(Collection entries)
begin

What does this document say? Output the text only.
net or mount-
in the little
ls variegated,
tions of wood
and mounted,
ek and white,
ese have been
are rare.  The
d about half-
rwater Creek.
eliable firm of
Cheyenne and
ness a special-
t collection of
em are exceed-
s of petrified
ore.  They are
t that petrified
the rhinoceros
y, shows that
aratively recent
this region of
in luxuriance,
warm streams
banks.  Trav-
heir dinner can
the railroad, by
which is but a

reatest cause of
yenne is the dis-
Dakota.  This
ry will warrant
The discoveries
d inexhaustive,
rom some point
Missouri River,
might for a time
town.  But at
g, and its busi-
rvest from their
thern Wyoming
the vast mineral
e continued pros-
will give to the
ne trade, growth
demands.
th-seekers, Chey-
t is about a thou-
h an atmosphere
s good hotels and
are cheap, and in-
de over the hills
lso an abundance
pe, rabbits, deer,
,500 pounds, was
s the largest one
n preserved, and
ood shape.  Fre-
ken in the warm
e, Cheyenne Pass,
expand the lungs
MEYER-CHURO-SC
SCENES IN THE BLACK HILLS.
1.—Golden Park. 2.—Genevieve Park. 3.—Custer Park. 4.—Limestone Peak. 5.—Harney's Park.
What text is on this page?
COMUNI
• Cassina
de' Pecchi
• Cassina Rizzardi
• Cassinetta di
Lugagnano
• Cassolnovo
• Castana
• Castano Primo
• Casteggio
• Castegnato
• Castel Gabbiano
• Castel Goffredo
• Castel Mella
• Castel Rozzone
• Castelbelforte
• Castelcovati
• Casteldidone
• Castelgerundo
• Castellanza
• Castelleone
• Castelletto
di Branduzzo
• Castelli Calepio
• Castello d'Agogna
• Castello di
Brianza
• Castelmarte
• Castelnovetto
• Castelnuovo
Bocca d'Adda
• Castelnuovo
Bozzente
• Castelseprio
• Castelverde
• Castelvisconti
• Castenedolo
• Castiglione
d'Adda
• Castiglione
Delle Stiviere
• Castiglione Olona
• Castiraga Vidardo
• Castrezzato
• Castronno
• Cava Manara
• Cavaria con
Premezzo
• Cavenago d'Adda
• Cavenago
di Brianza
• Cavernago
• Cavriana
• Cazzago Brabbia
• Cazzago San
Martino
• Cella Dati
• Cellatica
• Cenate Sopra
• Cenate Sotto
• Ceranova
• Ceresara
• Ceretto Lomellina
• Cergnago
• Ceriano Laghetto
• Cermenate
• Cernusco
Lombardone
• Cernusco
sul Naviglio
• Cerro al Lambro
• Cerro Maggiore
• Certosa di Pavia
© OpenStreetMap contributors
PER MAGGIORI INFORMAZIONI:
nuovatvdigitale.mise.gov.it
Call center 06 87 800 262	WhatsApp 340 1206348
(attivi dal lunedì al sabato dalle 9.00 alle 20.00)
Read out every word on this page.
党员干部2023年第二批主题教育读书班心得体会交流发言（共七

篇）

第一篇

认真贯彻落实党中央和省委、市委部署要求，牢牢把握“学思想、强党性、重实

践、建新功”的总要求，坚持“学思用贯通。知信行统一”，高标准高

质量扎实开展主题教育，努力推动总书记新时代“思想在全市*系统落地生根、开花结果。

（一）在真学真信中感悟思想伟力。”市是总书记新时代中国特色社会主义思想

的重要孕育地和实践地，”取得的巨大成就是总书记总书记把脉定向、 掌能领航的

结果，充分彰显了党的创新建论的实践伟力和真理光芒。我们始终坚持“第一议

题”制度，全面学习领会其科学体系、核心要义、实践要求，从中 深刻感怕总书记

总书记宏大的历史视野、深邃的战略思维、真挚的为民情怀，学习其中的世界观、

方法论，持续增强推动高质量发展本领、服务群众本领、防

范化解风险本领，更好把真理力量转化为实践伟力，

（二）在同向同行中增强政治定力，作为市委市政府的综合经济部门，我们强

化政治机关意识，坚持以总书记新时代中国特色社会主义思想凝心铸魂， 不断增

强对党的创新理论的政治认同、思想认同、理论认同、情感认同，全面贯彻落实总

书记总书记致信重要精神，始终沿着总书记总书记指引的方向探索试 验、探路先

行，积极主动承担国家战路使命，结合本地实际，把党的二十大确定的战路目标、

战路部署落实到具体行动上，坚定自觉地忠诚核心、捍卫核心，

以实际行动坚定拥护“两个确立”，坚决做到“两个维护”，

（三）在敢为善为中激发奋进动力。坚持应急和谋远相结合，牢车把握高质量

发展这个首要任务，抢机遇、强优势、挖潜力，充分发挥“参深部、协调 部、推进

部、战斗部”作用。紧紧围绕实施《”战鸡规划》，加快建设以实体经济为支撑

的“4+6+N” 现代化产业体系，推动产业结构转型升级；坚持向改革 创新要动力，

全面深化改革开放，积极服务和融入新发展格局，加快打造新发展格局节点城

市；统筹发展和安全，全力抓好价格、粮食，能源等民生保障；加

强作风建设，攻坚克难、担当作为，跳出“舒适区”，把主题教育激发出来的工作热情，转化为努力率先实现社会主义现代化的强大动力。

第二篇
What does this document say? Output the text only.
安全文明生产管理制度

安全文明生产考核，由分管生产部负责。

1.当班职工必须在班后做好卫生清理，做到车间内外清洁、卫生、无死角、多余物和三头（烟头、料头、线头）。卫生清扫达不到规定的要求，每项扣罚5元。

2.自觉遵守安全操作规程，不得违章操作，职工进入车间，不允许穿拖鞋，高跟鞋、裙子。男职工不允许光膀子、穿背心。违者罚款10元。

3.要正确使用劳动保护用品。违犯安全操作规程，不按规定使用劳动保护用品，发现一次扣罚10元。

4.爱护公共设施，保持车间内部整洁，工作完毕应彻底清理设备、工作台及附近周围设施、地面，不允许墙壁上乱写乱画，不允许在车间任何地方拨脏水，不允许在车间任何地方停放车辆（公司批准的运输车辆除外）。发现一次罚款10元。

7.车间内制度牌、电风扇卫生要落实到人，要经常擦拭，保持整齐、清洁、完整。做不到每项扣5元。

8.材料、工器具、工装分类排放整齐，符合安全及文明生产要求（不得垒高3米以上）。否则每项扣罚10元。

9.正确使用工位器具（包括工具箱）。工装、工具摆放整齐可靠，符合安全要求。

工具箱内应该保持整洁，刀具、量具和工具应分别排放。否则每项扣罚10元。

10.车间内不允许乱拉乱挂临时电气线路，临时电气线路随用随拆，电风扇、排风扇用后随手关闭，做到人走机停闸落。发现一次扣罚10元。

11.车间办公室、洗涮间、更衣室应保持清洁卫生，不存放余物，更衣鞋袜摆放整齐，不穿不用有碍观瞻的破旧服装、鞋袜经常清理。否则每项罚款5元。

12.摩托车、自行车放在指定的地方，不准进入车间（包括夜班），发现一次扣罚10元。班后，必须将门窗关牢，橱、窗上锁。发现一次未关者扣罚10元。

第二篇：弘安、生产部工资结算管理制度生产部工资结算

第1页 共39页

end

What the exercise asks:
Reproduce all data above, unchanged.

Output of the exercise:
What does this document say? Output the text only.
net or mount-
in the little
ls variegated,
tions of wood
and mounted,
ek and white,
ese have been
are rare.  The
d about half-
rwater Creek.
eliable firm of
Cheyenne and
ness a special-
t collection of
em are exceed-
s of petrified
ore.  They are
t that petrified
the rhinoceros
y, shows that
aratively recent
this region of
in luxuriance,
warm streams
banks.  Trav-
heir dinner can
the railroad, by
which is but a

reatest cause of
yenne is the dis-
Dakota.  This
ry will warrant
The discoveries
d inexhaustive,
rom some point
Missouri River,
might for a time
town.  But at
g, and its busi-
rvest from their
thern Wyoming
the vast mineral
e continued pros-
will give to the
ne trade, growth
demands.
th-seekers, Chey-
t is about a thou-
h an atmosphere
s good hotels and
are cheap, and in-
de over the hills
lso an abundance
pe, rabbits, deer,
,500 pounds, was
s the largest one
n preserved, and
ood shape.  Fre-
ken in the warm
e, Cheyenne Pass,
expand the lungs
MEYER-CHURO-SC
SCENES IN THE BLACK HILLS.
1.—Golden Park. 2.—Genevieve Park. 3.—Custer Park. 4.—Limestone Peak. 5.—Harney's Park.
What text is on this page?
COMUNI
• Cassina
de' Pecchi
• Cassina Rizzardi
• Cassinetta di
Lugagnano
• Cassolnovo
• Castana
• Castano Primo
• Casteggio
• Castegnato
• Castel Gabbiano
• Castel Goffredo
• Castel Mella
• Castel Rozzone
• Castelbelforte
• Castelcovati
• Casteldidone
• Castelgerundo
• Castellanza
• Castelleone
• Castelletto
di Branduzzo
• Castelli Calepio
• Castello d'Agogna
• Castello di
Brianza
• Castelmarte
• Castelnovetto
• Castelnuovo
Bocca d'Adda
• Castelnuovo
Bozzente
• Castelseprio
• Castelverde
• Castelvisconti
• Castenedolo
• Castiglione
d'Adda
• Castiglione
Delle Stiviere
• Castiglione Olona
• Castiraga Vidardo
• Castrezzato
• Castronno
• Cava Manara
• Cavaria con
Premezzo
• Cavenago d'Adda
• Cavenago
di Brianza
• Cavernago
• Cavriana
• Cazzago Brabbia
• Cazzago San
Martino
• Cella Dati
• Cellatica
• Cenate Sopra
• Cenate Sotto
• Ceranova
• Ceresara
• Ceretto Lomellina
• Cergnago
• Ceriano Laghetto
• Cermenate
• Cernusco
Lombardone
• Cernusco
sul Naviglio
• Cerro al Lambro
• Cerro Maggiore
• Certosa di Pavia
© OpenStreetMap contributors
PER MAGGIORI INFORMAZIONI:
nuovatvdigitale.mise.gov.it
Call center 06 87 800 262	WhatsApp 340 1206348
(attivi dal lunedì al sabato dalle 9.00 alle 20.00)
Read out every word on this page.
党员干部2023年第二批主题教育读书班心得体会交流发言（共七

篇）

第一篇

认真贯彻落实党中央和省委、市委部署要求，牢牢把握“学思想、强党性、重实

践、建新功”的总要求，坚持“学思用贯通。知信行统一”，高标准高

质量扎实开展主题教育，努力推动总书记新时代“思想在全市*系统落地生根、开花结果。

（一）在真学真信中感悟思想伟力。”市是总书记新时代中国特色社会主义思想

的重要孕育地和实践地，”取得的巨大成就是总书记总书记把脉定向、 掌能领航的

结果，充分彰显了党的创新建论的实践伟力和真理光芒。我们始终坚持“第一议

题”制度，全面学习领会其科学体系、核心要义、实践要求，从中 深刻感怕总书记

总书记宏大的历史视野、深邃的战略思维、真挚的为民情怀，学习其中的世界观、

方法论，持续增强推动高质量发展本领、服务群众本领、防

范化解风险本领，更好把真理力量转化为实践伟力，

（二）在同向同行中增强政治定力，作为市委市政府的综合经济部门，我们强

化政治机关意识，坚持以总书记新时代中国特色社会主义思想凝心铸魂， 不断增

强对党的创新理论的政治认同、思想认同、理论认同、情感认同，全面贯彻落实总

书记总书记致信重要精神，始终沿着总书记总书记指引的方向探索试 验、探路先

行，积极主动承担国家战路使命，结合本地实际，把党的二十大确定的战路目标、

战路部署落实到具体行动上，坚定自觉地忠诚核心、捍卫核心，

以实际行动坚定拥护“两个确立”，坚决做到“两个维护”，

（三）在敢为善为中激发奋进动力。坚持应急和谋远相结合，牢车把握高质量

发展这个首要任务，抢机遇、强优势、挖潜力，充分发挥“参深部、协调 部、推进

部、战斗部”作用。紧紧围绕实施《”战鸡规划》，加快建设以实体经济为支撑

的“4+6+N” 现代化产业体系，推动产业结构转型升级；坚持向改革 创新要动力，

全面深化改革开放，积极服务和融入新发展格局，加快打造新发展格局节点城

市；统筹发展和安全，全力抓好价格、粮食，能源等民生保障；加

强作风建设，攻坚克难、担当作为，跳出“舒适区”，把主题教育激发出来的工作热情，转化为努力率先实现社会主义现代化的强大动力。

第二篇
What does this document say? Output the text only.
安全文明生产管理制度

安全文明生产考核，由分管生产部负责。

1.当班职工必须在班后做好卫生清理，做到车间内外清洁、卫生、无死角、多余物和三头（烟头、料头、线头）。卫生清扫达不到规定的要求，每项扣罚5元。

2.自觉遵守安全操作规程，不得违章操作，职工进入车间，不允许穿拖鞋，高跟鞋、裙子。男职工不允许光膀子、穿背心。违者罚款10元。

3.要正确使用劳动保护用品。违犯安全操作规程，不按规定使用劳动保护用品，发现一次扣罚10元。

4.爱护公共设施，保持车间内部整洁，工作完毕应彻底清理设备、工作台及附近周围设施、地面，不允许墙壁上乱写乱画，不允许在车间任何地方拨脏水，不允许在车间任何地方停放车辆（公司批准的运输车辆除外）。发现一次罚款10元。

7.车间内制度牌、电风扇卫生要落实到人，要经常擦拭，保持整齐、清洁、完整。做不到每项扣5元。

8.材料、工器具、工装分类排放整齐，符合安全及文明生产要求（不得垒高3米以上）。否则每项扣罚10元。

9.正确使用工位器具（包括工具箱）。工装、工具摆放整齐可靠，符合安全要求。

工具箱内应该保持整洁，刀具、量具和工具应分别排放。否则每项扣罚10元。

10.车间内不允许乱拉乱挂临时电气线路，临时电气线路随用随拆，电风扇、排风扇用后随手关闭，做到人走机停闸落。发现一次扣罚10元。

11.车间办公室、洗涮间、更衣室应保持清洁卫生，不存放余物，更衣鞋袜摆放整齐，不穿不用有碍观瞻的破旧服装、鞋袜经常清理。否则每项罚款5元。

12.摩托车、自行车放在指定的地方，不准进入车间（包括夜班），发现一次扣罚10元。班后，必须将门窗关牢，橱、窗上锁。发现一次未关者扣罚10元。

第二篇：弘安、生产部工资结算管理制度生产部工资结算

第1页 共39页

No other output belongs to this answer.